Records from a collection of figures:
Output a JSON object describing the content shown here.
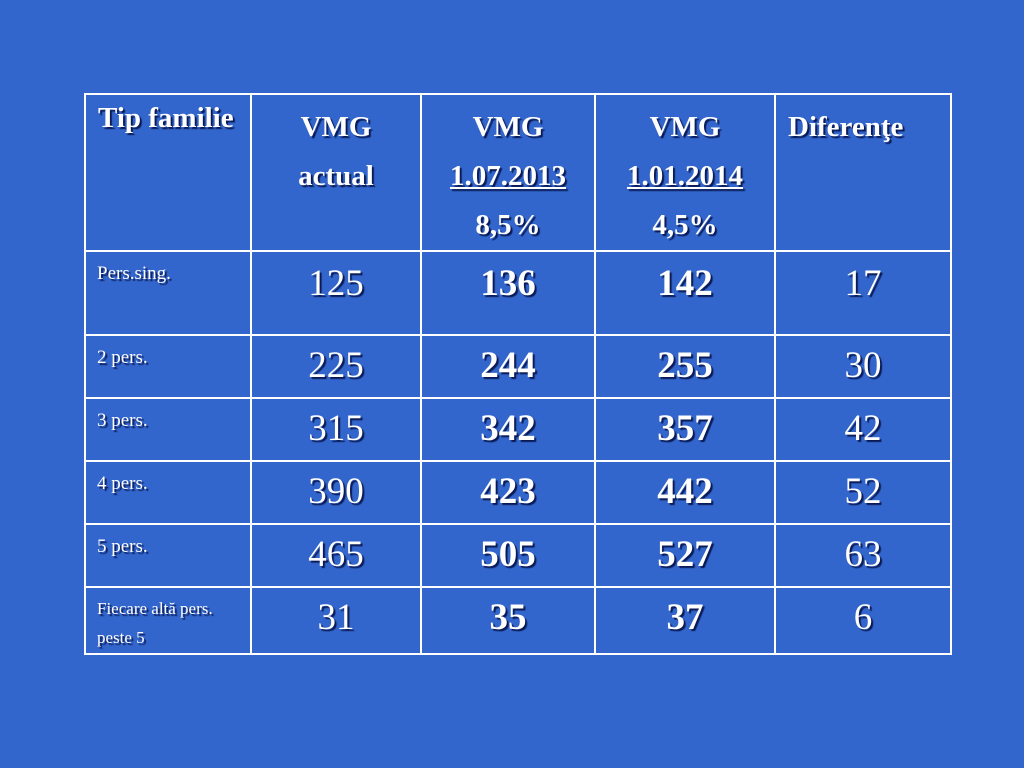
{
  "slide": {
    "background_color": "#3366cc",
    "text_color": "#ffffff"
  },
  "table": {
    "header": {
      "tip": "Tip familie",
      "actual": {
        "line1": "VMG",
        "line2": "actual"
      },
      "vmg2013": {
        "line1": "VMG",
        "line2": "1.07.2013",
        "line3": "8,5%"
      },
      "vmg2014": {
        "line1": "VMG",
        "line2": "1.01.2014",
        "line3": "4,5%"
      },
      "diferente": "Diferenţe"
    },
    "rows": [
      {
        "label": "Pers.sing.",
        "actual": "125",
        "vmg2013": "136",
        "vmg2014": "142",
        "dif": "17"
      },
      {
        "label": "2 pers.",
        "actual": "225",
        "vmg2013": "244",
        "vmg2014": "255",
        "dif": "30"
      },
      {
        "label": "3 pers.",
        "actual": "315",
        "vmg2013": "342",
        "vmg2014": "357",
        "dif": "42"
      },
      {
        "label": "4 pers.",
        "actual": "390",
        "vmg2013": "423",
        "vmg2014": "442",
        "dif": "52"
      },
      {
        "label": "5 pers.",
        "actual": "465",
        "vmg2013": "505",
        "vmg2014": "527",
        "dif": "63"
      },
      {
        "label": "Fiecare altă pers. peste 5",
        "actual": "31",
        "vmg2013": "35",
        "vmg2014": "37",
        "dif": "6"
      }
    ]
  }
}
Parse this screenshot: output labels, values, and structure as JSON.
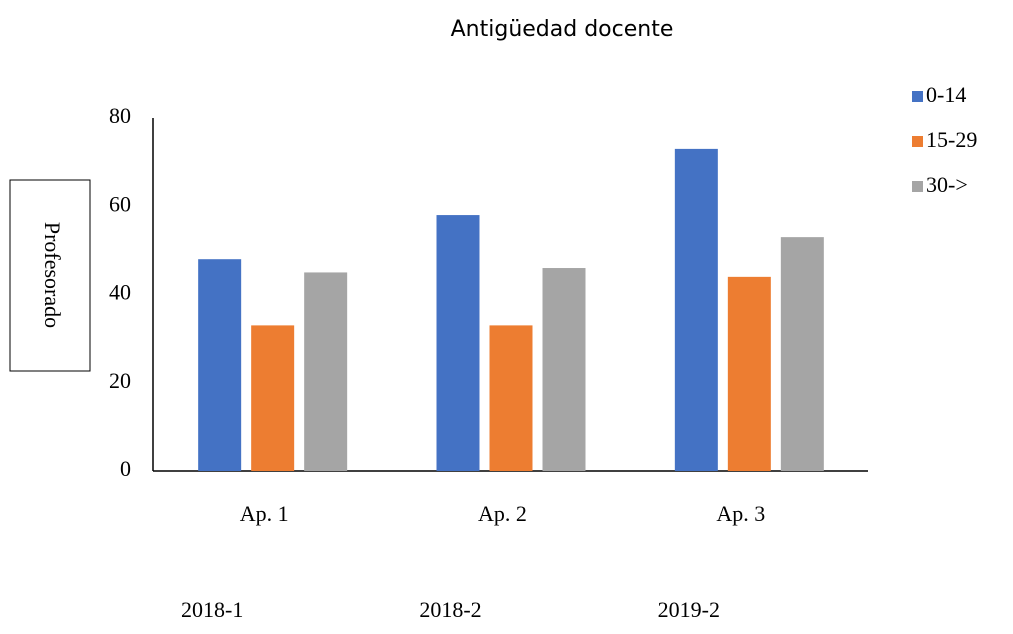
{
  "chart_data": {
    "type": "bar",
    "title": "Antigüedad docente",
    "y_label": "Profesorado",
    "categories": [
      "Ap. 1",
      "Ap. 2",
      "Ap. 3"
    ],
    "period_labels": [
      "2018-1",
      "2018-2",
      "2019-2"
    ],
    "series": [
      {
        "name": "0-14",
        "color": "#4472c4",
        "values": [
          48,
          58,
          73
        ]
      },
      {
        "name": "15-29",
        "color": "#ed7d31",
        "values": [
          33,
          33,
          44
        ]
      },
      {
        "name": "30->",
        "color": "#a5a5a5",
        "values": [
          45,
          46,
          53
        ]
      }
    ],
    "ylim": [
      0,
      80
    ],
    "yticks": [
      0,
      20,
      40,
      60,
      80
    ],
    "grid": false,
    "legend": "right"
  }
}
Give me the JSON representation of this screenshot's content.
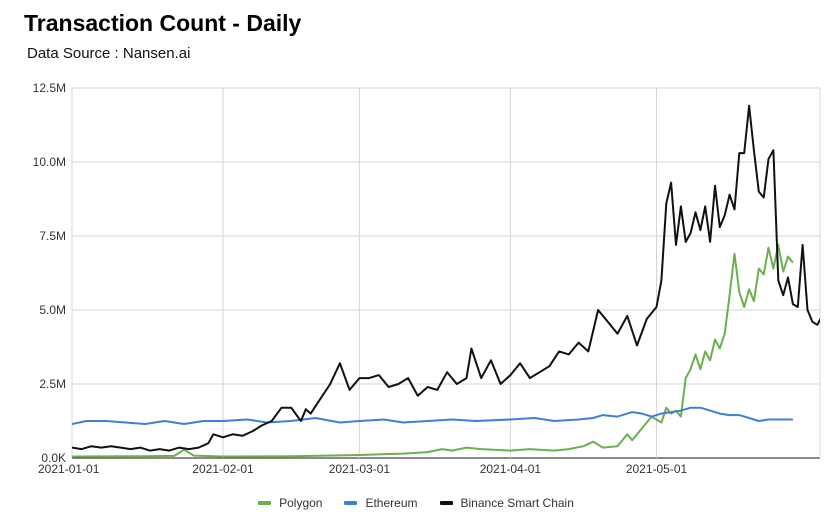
{
  "chart_data": {
    "type": "line",
    "title": "Transaction Count - Daily",
    "subtitle": "Data Source : Nansen.ai",
    "x_start": "2021-01-01",
    "x_end": "2021-05-28",
    "x_ticks": [
      "2021-01-01",
      "2021-02-01",
      "2021-03-01",
      "2021-04-01",
      "2021-05-01"
    ],
    "y_ticks": [
      {
        "value": 0,
        "label": "0.0K"
      },
      {
        "value": 2500000,
        "label": "2.5M"
      },
      {
        "value": 5000000,
        "label": "5.0M"
      },
      {
        "value": 7500000,
        "label": "7.5M"
      },
      {
        "value": 10000000,
        "label": "10.0M"
      },
      {
        "value": 12500000,
        "label": "12.5M"
      }
    ],
    "ylim": [
      0,
      12500000
    ],
    "grid": true,
    "legend_position": "bottom",
    "series": [
      {
        "name": "Polygon",
        "color": "#6ab04c",
        "points": [
          [
            "2021-01-01",
            50000
          ],
          [
            "2021-01-15",
            60000
          ],
          [
            "2021-01-22",
            70000
          ],
          [
            "2021-01-24",
            280000
          ],
          [
            "2021-01-26",
            80000
          ],
          [
            "2021-02-01",
            50000
          ],
          [
            "2021-02-15",
            60000
          ],
          [
            "2021-03-01",
            100000
          ],
          [
            "2021-03-10",
            150000
          ],
          [
            "2021-03-15",
            200000
          ],
          [
            "2021-03-18",
            300000
          ],
          [
            "2021-03-20",
            250000
          ],
          [
            "2021-03-23",
            350000
          ],
          [
            "2021-03-26",
            300000
          ],
          [
            "2021-04-01",
            250000
          ],
          [
            "2021-04-05",
            300000
          ],
          [
            "2021-04-10",
            250000
          ],
          [
            "2021-04-13",
            300000
          ],
          [
            "2021-04-16",
            400000
          ],
          [
            "2021-04-18",
            550000
          ],
          [
            "2021-04-20",
            350000
          ],
          [
            "2021-04-23",
            400000
          ],
          [
            "2021-04-25",
            800000
          ],
          [
            "2021-04-26",
            600000
          ],
          [
            "2021-04-28",
            1000000
          ],
          [
            "2021-04-30",
            1400000
          ],
          [
            "2021-05-02",
            1200000
          ],
          [
            "2021-05-03",
            1700000
          ],
          [
            "2021-05-04",
            1500000
          ],
          [
            "2021-05-05",
            1600000
          ],
          [
            "2021-05-06",
            1400000
          ],
          [
            "2021-05-07",
            2700000
          ],
          [
            "2021-05-08",
            3000000
          ],
          [
            "2021-05-09",
            3500000
          ],
          [
            "2021-05-10",
            3000000
          ],
          [
            "2021-05-11",
            3600000
          ],
          [
            "2021-05-12",
            3300000
          ],
          [
            "2021-05-13",
            4000000
          ],
          [
            "2021-05-14",
            3700000
          ],
          [
            "2021-05-15",
            4200000
          ],
          [
            "2021-05-16",
            5500000
          ],
          [
            "2021-05-17",
            6900000
          ],
          [
            "2021-05-18",
            5600000
          ],
          [
            "2021-05-19",
            5100000
          ],
          [
            "2021-05-20",
            5700000
          ],
          [
            "2021-05-21",
            5300000
          ],
          [
            "2021-05-22",
            6400000
          ],
          [
            "2021-05-23",
            6200000
          ],
          [
            "2021-05-24",
            7100000
          ],
          [
            "2021-05-25",
            6400000
          ],
          [
            "2021-05-26",
            7200000
          ],
          [
            "2021-05-27",
            6300000
          ],
          [
            "2021-05-28",
            6800000
          ],
          [
            "2021-05-29",
            6600000
          ]
        ]
      },
      {
        "name": "Ethereum",
        "color": "#3f7fd6",
        "points": [
          [
            "2021-01-01",
            1150000
          ],
          [
            "2021-01-04",
            1250000
          ],
          [
            "2021-01-08",
            1250000
          ],
          [
            "2021-01-12",
            1200000
          ],
          [
            "2021-01-16",
            1150000
          ],
          [
            "2021-01-20",
            1250000
          ],
          [
            "2021-01-24",
            1150000
          ],
          [
            "2021-01-28",
            1250000
          ],
          [
            "2021-02-01",
            1250000
          ],
          [
            "2021-02-06",
            1300000
          ],
          [
            "2021-02-10",
            1200000
          ],
          [
            "2021-02-15",
            1250000
          ],
          [
            "2021-02-20",
            1350000
          ],
          [
            "2021-02-25",
            1200000
          ],
          [
            "2021-03-01",
            1250000
          ],
          [
            "2021-03-06",
            1300000
          ],
          [
            "2021-03-10",
            1200000
          ],
          [
            "2021-03-15",
            1250000
          ],
          [
            "2021-03-20",
            1300000
          ],
          [
            "2021-03-25",
            1250000
          ],
          [
            "2021-04-01",
            1300000
          ],
          [
            "2021-04-06",
            1350000
          ],
          [
            "2021-04-10",
            1250000
          ],
          [
            "2021-04-15",
            1300000
          ],
          [
            "2021-04-18",
            1350000
          ],
          [
            "2021-04-20",
            1450000
          ],
          [
            "2021-04-23",
            1400000
          ],
          [
            "2021-04-26",
            1550000
          ],
          [
            "2021-04-28",
            1500000
          ],
          [
            "2021-04-30",
            1400000
          ],
          [
            "2021-05-02",
            1500000
          ],
          [
            "2021-05-04",
            1550000
          ],
          [
            "2021-05-06",
            1600000
          ],
          [
            "2021-05-08",
            1700000
          ],
          [
            "2021-05-10",
            1700000
          ],
          [
            "2021-05-12",
            1600000
          ],
          [
            "2021-05-14",
            1500000
          ],
          [
            "2021-05-16",
            1450000
          ],
          [
            "2021-05-18",
            1450000
          ],
          [
            "2021-05-20",
            1350000
          ],
          [
            "2021-05-22",
            1250000
          ],
          [
            "2021-05-24",
            1300000
          ],
          [
            "2021-05-26",
            1300000
          ],
          [
            "2021-05-29",
            1300000
          ]
        ]
      },
      {
        "name": "Binance Smart Chain",
        "color": "#111111",
        "points": [
          [
            "2021-01-01",
            350000
          ],
          [
            "2021-01-03",
            300000
          ],
          [
            "2021-01-05",
            400000
          ],
          [
            "2021-01-07",
            350000
          ],
          [
            "2021-01-09",
            400000
          ],
          [
            "2021-01-11",
            350000
          ],
          [
            "2021-01-13",
            300000
          ],
          [
            "2021-01-15",
            350000
          ],
          [
            "2021-01-17",
            250000
          ],
          [
            "2021-01-19",
            300000
          ],
          [
            "2021-01-21",
            250000
          ],
          [
            "2021-01-23",
            350000
          ],
          [
            "2021-01-25",
            300000
          ],
          [
            "2021-01-27",
            350000
          ],
          [
            "2021-01-29",
            500000
          ],
          [
            "2021-01-30",
            800000
          ],
          [
            "2021-02-01",
            700000
          ],
          [
            "2021-02-03",
            800000
          ],
          [
            "2021-02-05",
            750000
          ],
          [
            "2021-02-07",
            900000
          ],
          [
            "2021-02-09",
            1100000
          ],
          [
            "2021-02-11",
            1250000
          ],
          [
            "2021-02-13",
            1700000
          ],
          [
            "2021-02-15",
            1700000
          ],
          [
            "2021-02-17",
            1250000
          ],
          [
            "2021-02-18",
            1650000
          ],
          [
            "2021-02-19",
            1500000
          ],
          [
            "2021-02-21",
            2000000
          ],
          [
            "2021-02-23",
            2500000
          ],
          [
            "2021-02-25",
            3200000
          ],
          [
            "2021-02-27",
            2300000
          ],
          [
            "2021-03-01",
            2700000
          ],
          [
            "2021-03-03",
            2700000
          ],
          [
            "2021-03-05",
            2800000
          ],
          [
            "2021-03-07",
            2400000
          ],
          [
            "2021-03-09",
            2500000
          ],
          [
            "2021-03-11",
            2700000
          ],
          [
            "2021-03-13",
            2100000
          ],
          [
            "2021-03-15",
            2400000
          ],
          [
            "2021-03-17",
            2300000
          ],
          [
            "2021-03-19",
            2900000
          ],
          [
            "2021-03-21",
            2500000
          ],
          [
            "2021-03-23",
            2700000
          ],
          [
            "2021-03-24",
            3700000
          ],
          [
            "2021-03-26",
            2700000
          ],
          [
            "2021-03-28",
            3300000
          ],
          [
            "2021-03-30",
            2500000
          ],
          [
            "2021-04-01",
            2800000
          ],
          [
            "2021-04-03",
            3200000
          ],
          [
            "2021-04-05",
            2700000
          ],
          [
            "2021-04-07",
            2900000
          ],
          [
            "2021-04-09",
            3100000
          ],
          [
            "2021-04-11",
            3600000
          ],
          [
            "2021-04-13",
            3500000
          ],
          [
            "2021-04-15",
            3900000
          ],
          [
            "2021-04-17",
            3600000
          ],
          [
            "2021-04-19",
            5000000
          ],
          [
            "2021-04-21",
            4600000
          ],
          [
            "2021-04-23",
            4200000
          ],
          [
            "2021-04-25",
            4800000
          ],
          [
            "2021-04-27",
            3800000
          ],
          [
            "2021-04-29",
            4700000
          ],
          [
            "2021-05-01",
            5100000
          ],
          [
            "2021-05-02",
            6000000
          ],
          [
            "2021-05-03",
            8600000
          ],
          [
            "2021-05-04",
            9300000
          ],
          [
            "2021-05-05",
            7200000
          ],
          [
            "2021-05-06",
            8500000
          ],
          [
            "2021-05-07",
            7300000
          ],
          [
            "2021-05-08",
            7600000
          ],
          [
            "2021-05-09",
            8300000
          ],
          [
            "2021-05-10",
            7700000
          ],
          [
            "2021-05-11",
            8500000
          ],
          [
            "2021-05-12",
            7300000
          ],
          [
            "2021-05-13",
            9200000
          ],
          [
            "2021-05-14",
            7800000
          ],
          [
            "2021-05-15",
            8200000
          ],
          [
            "2021-05-16",
            8900000
          ],
          [
            "2021-05-17",
            8400000
          ],
          [
            "2021-05-18",
            10300000
          ],
          [
            "2021-05-19",
            10300000
          ],
          [
            "2021-05-20",
            11900000
          ],
          [
            "2021-05-21",
            10400000
          ],
          [
            "2021-05-22",
            9000000
          ],
          [
            "2021-05-23",
            8800000
          ],
          [
            "2021-05-24",
            10100000
          ],
          [
            "2021-05-25",
            10400000
          ],
          [
            "2021-05-26",
            6000000
          ],
          [
            "2021-05-27",
            5500000
          ],
          [
            "2021-05-28",
            6100000
          ],
          [
            "2021-05-29",
            5200000
          ],
          [
            "2021-05-30",
            5100000
          ],
          [
            "2021-05-31",
            7200000
          ],
          [
            "2021-06-01",
            5000000
          ],
          [
            "2021-06-02",
            4600000
          ],
          [
            "2021-06-03",
            4500000
          ],
          [
            "2021-06-04",
            4800000
          ],
          [
            "2021-06-05",
            5200000
          ],
          [
            "2021-06-06",
            5300000
          ]
        ]
      }
    ]
  }
}
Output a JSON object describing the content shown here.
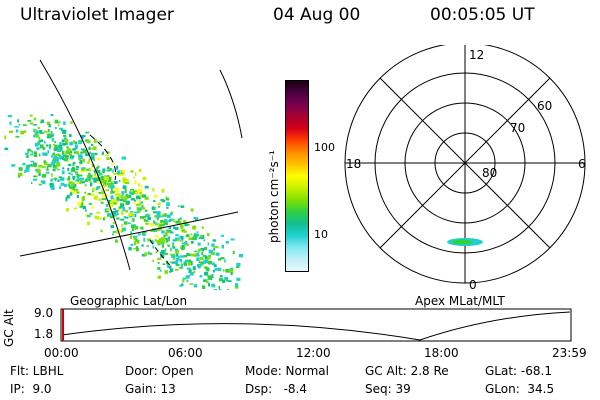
{
  "header": {
    "title": "Ultraviolet Imager",
    "date": "04 Aug 00",
    "time": "00:05:05 UT"
  },
  "colorbar": {
    "unit_text": "photon cm⁻²s⁻¹",
    "tick_labels": [
      "100",
      "10"
    ],
    "colors": [
      "#1a0014",
      "#4a0040",
      "#7a0050",
      "#a80030",
      "#d40018",
      "#ff4000",
      "#ff8c00",
      "#ffc000",
      "#ffff00",
      "#c8f000",
      "#80e000",
      "#30d040",
      "#10c090",
      "#20d0d0",
      "#80e8f0",
      "#c0f0f8",
      "#e8f8ff"
    ]
  },
  "polar_plot": {
    "latitude_labels": [
      "80",
      "70",
      "60"
    ],
    "mlt_labels": {
      "top": "12",
      "left": "18",
      "right": "6",
      "bottom": "0"
    }
  },
  "timeline": {
    "ylabel": "GC Alt",
    "y_ticks": [
      "9.0",
      "1.8"
    ],
    "left_caption": "Geographic Lat/Lon",
    "right_caption": "Apex MLat/MLT",
    "x_ticks": [
      "00:00",
      "06:00",
      "12:00",
      "18:00",
      "23:59"
    ]
  },
  "info": {
    "flt": "Flt: LBHL",
    "ip": "IP:  9.0",
    "door": "Door: Open",
    "gain": "Gain: 13",
    "mode": "Mode: Normal",
    "dsp": "Dsp:   -8.4",
    "gcalt": "GC Alt: 2.8 Re",
    "seq": "Seq: 39",
    "glat": "GLat: -68.1",
    "glon": "GLon:  34.5"
  }
}
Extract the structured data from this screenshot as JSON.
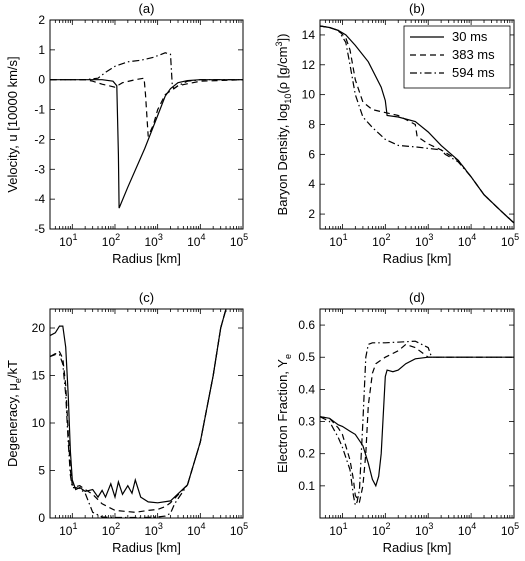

WHAT NEEDS TO BE DONE => Look through the material above. Copy each line where the word "name" appears.

ANSWER TO THIS EXERCISE =>
        "name": "0-14",
        "name": "15-29",
        "name": "30->",
        "name": "Polygon",
        "name": "Ethereum",
        "name": "Binance Smart Chain",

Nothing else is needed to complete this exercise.